[DIRECTION]:
List every line of the material that contains the word "Polygon", treating uppercase and lowercase as different.

[RECORDS TO USE]:
▬▬▬▬▬▬▬▬▬▬

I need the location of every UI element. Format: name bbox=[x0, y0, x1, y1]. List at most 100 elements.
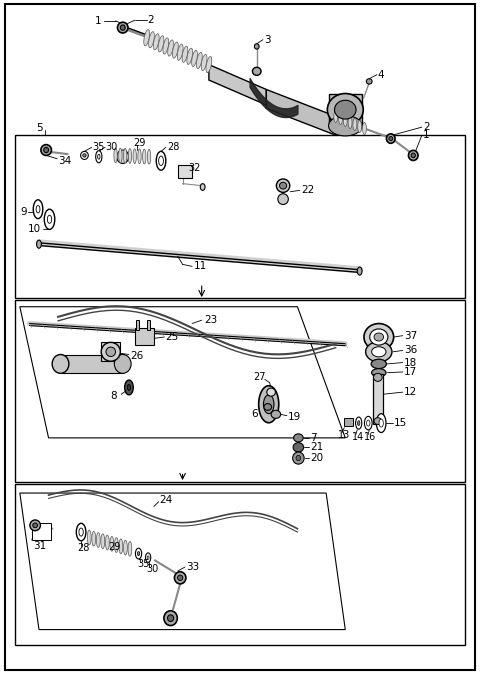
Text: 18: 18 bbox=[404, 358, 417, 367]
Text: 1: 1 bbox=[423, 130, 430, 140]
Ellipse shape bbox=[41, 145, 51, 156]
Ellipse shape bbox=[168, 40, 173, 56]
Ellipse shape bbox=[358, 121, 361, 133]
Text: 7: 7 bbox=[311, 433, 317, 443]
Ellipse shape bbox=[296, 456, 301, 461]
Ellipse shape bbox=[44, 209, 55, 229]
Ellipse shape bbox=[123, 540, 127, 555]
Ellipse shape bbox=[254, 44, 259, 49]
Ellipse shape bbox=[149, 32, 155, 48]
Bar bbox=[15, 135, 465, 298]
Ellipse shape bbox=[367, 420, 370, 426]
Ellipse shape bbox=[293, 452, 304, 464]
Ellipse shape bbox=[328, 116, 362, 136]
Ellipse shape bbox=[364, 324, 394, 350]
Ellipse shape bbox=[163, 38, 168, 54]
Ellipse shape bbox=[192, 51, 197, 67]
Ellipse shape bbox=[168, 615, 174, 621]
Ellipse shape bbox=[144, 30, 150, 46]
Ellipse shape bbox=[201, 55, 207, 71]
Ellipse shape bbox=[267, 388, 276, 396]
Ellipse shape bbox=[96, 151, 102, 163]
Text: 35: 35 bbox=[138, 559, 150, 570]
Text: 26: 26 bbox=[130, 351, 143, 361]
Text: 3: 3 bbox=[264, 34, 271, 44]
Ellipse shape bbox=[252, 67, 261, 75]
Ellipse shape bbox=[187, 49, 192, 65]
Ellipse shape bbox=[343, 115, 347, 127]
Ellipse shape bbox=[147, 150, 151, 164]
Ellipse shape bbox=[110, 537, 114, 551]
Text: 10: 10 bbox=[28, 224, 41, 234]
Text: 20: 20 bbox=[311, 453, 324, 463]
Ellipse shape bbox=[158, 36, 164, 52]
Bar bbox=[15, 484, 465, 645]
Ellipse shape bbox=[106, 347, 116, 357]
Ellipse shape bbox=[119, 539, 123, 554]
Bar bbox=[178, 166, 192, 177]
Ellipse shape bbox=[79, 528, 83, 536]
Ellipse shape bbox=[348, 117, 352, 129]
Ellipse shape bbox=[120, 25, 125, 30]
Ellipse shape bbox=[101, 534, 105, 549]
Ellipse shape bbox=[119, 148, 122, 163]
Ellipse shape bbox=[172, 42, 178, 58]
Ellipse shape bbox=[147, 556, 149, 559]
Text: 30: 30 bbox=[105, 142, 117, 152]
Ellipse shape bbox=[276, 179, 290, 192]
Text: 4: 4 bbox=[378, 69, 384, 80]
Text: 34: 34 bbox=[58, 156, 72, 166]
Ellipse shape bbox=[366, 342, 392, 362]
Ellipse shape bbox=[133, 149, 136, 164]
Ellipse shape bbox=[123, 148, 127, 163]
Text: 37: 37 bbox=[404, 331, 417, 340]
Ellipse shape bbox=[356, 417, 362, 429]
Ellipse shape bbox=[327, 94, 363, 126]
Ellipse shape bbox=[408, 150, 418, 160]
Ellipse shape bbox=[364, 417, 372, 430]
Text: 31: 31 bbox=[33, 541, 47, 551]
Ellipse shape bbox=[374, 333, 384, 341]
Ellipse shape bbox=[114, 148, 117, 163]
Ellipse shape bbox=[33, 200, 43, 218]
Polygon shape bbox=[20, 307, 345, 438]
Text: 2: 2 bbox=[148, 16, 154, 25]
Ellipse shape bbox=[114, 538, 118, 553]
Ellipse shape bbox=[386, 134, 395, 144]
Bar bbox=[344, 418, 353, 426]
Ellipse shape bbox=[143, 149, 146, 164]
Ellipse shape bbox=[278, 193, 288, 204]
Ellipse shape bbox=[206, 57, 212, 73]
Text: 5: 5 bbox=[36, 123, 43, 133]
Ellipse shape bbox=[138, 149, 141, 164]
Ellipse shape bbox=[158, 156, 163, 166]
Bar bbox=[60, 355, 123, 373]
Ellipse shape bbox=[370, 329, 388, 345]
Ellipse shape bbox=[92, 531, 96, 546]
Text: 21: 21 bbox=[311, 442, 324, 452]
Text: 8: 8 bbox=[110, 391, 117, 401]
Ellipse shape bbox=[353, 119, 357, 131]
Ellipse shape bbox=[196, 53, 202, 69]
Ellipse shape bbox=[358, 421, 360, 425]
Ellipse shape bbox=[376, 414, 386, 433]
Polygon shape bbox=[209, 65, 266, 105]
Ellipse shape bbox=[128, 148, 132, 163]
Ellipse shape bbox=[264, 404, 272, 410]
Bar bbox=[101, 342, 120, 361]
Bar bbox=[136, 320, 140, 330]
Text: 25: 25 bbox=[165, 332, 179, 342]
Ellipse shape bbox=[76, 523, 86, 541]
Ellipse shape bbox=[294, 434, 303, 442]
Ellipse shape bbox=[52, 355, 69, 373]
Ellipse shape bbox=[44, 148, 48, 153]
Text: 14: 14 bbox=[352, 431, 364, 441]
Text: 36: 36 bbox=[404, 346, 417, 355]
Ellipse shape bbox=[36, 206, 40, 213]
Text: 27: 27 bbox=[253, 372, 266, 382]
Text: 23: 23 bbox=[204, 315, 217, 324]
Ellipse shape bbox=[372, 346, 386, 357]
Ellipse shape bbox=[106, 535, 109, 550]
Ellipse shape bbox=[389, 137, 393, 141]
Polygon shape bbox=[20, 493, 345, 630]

▬▬▬▬▬▬▬▬▬▬

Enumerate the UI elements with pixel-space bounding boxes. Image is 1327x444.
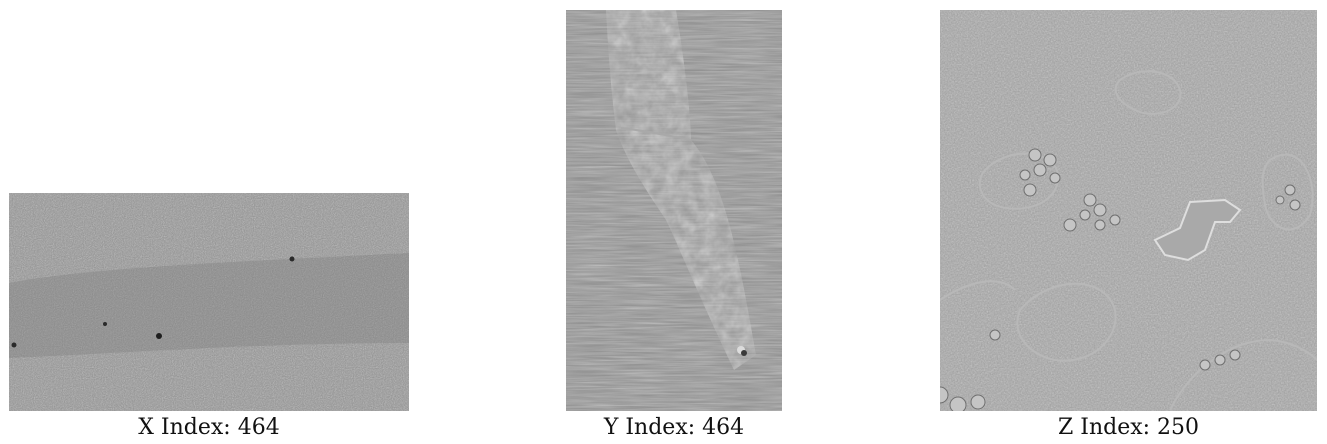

▬▬▬▬▬▬▬▬▬▬

[RESULT OF THE EXERCISE]:
Polygon shape bbox=[20, 307, 345, 438]
Polygon shape bbox=[209, 65, 266, 105]
Polygon shape bbox=[20, 493, 345, 630]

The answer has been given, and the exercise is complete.